# DATASET EXCERPTS start

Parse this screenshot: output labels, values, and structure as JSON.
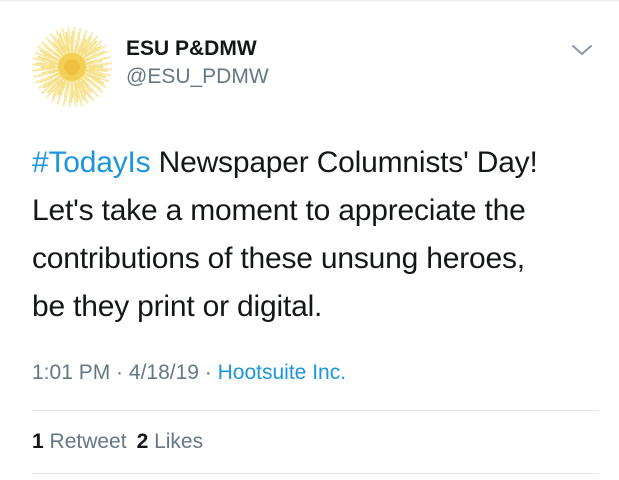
{
  "author": {
    "display_name": "ESU P&DMW",
    "handle": "@ESU_PDMW",
    "avatar_icon": "yellow-dandelion-avatar"
  },
  "menu": {
    "icon": "chevron-down-icon"
  },
  "tweet": {
    "hashtag": "#TodayIs",
    "line1_rest": " Newspaper Columnists' Day!",
    "line2": "Let's take a moment to appreciate the",
    "line3": "contributions of these unsung heroes,",
    "line4": "be they print or digital."
  },
  "meta": {
    "time": "1:01 PM",
    "sep1": " · ",
    "date": "4/18/19",
    "sep2": " · ",
    "source": "Hootsuite Inc."
  },
  "stats": {
    "retweet_count": "1",
    "retweet_label": " Retweet",
    "like_count": "2",
    "like_label": " Likes"
  },
  "colors": {
    "link": "#1b95e0",
    "secondary_text": "#657786",
    "primary_text": "#14171a",
    "divider": "#e1e8ed",
    "avatar_yellow": "#f7e08a"
  }
}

# DATASET EXCERPTS end

# TASK INSTRUCTIONS:
All of the lines above should be retyped precisely, apart from the pictures.

# ANSWER TO THIS PROBLEM:
Parse this screenshot: output labels, values, and structure as JSON.
{
  "author": {
    "display_name": "ESU P&DMW",
    "handle": "@ESU_PDMW",
    "avatar_icon": "yellow-dandelion-avatar"
  },
  "menu": {
    "icon": "chevron-down-icon"
  },
  "tweet": {
    "hashtag": "#TodayIs",
    "line1_rest": " Newspaper Columnists' Day!",
    "line2": "Let's take a moment to appreciate the",
    "line3": "contributions of these unsung heroes,",
    "line4": "be they print or digital."
  },
  "meta": {
    "time": "1:01 PM",
    "sep1": " · ",
    "date": "4/18/19",
    "sep2": " · ",
    "source": "Hootsuite Inc."
  },
  "stats": {
    "retweet_count": "1",
    "retweet_label": " Retweet",
    "like_count": "2",
    "like_label": " Likes"
  },
  "colors": {
    "link": "#1b95e0",
    "secondary_text": "#657786",
    "primary_text": "#14171a",
    "divider": "#e1e8ed",
    "avatar_yellow": "#f7e08a"
  }
}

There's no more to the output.